**Problem description**
Return a copy of each line that holds the string "this".

Stored data
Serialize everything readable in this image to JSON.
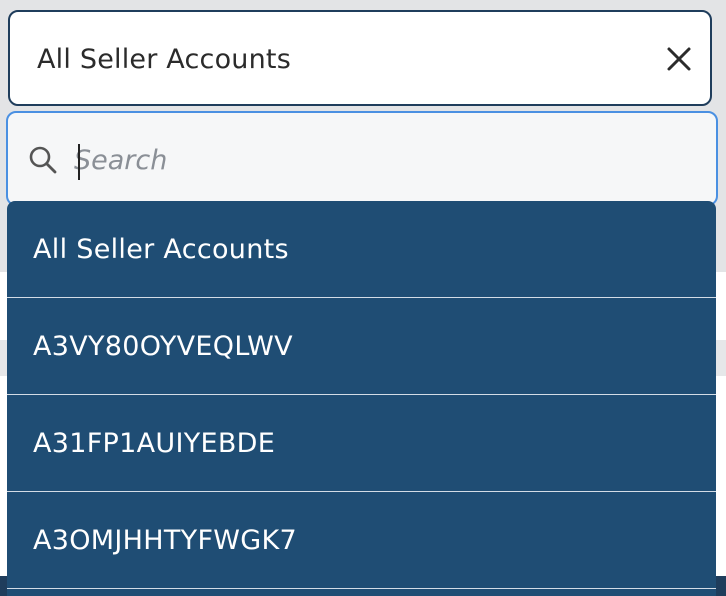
{
  "select": {
    "value": "All Seller Accounts"
  },
  "search": {
    "placeholder": "Search",
    "value": ""
  },
  "options": [
    "All Seller Accounts",
    "A3VY80OYVEQLWV",
    "A31FP1AUIYEBDE",
    "A3OMJHHTYFWGK7"
  ],
  "colors": {
    "option_background": "#1f4d74",
    "select_border": "#1f3d5c",
    "search_focus_border": "#4a90e2"
  },
  "icons": {
    "clear": "close-icon",
    "search": "search-icon"
  }
}
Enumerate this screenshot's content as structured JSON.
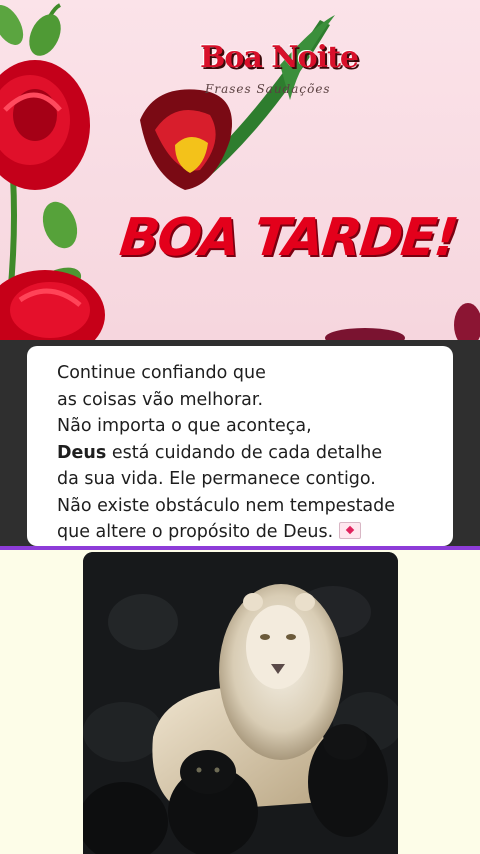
{
  "greeting_card": {
    "logo_title": "Boa Noite",
    "logo_subtitle": "Frases Saudações",
    "headline": "BOA TARDE!"
  },
  "message": {
    "line1": "Continue confiando que",
    "line2": "as coisas vão melhorar.",
    "line3": "Não importa o que aconteça,",
    "line4_bold": "Deus",
    "line4_rest": " está cuidando de cada detalhe",
    "line5": "da sua vida. Ele permanece contigo.",
    "line6": "Não existe obstáculo nem tempestade",
    "line7": "que altere o propósito de Deus. ",
    "emoji": "love-letter-icon"
  },
  "photo": {
    "subject": "white-lion-with-black-panthers-icon"
  },
  "colors": {
    "headline_red": "#e3001b",
    "divider_purple": "#8d3cd8",
    "page_background": "#fdfde8"
  }
}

**Response**
Serialize everything readable in this image to JSON.
Enumerate this screenshot's content as structured JSON.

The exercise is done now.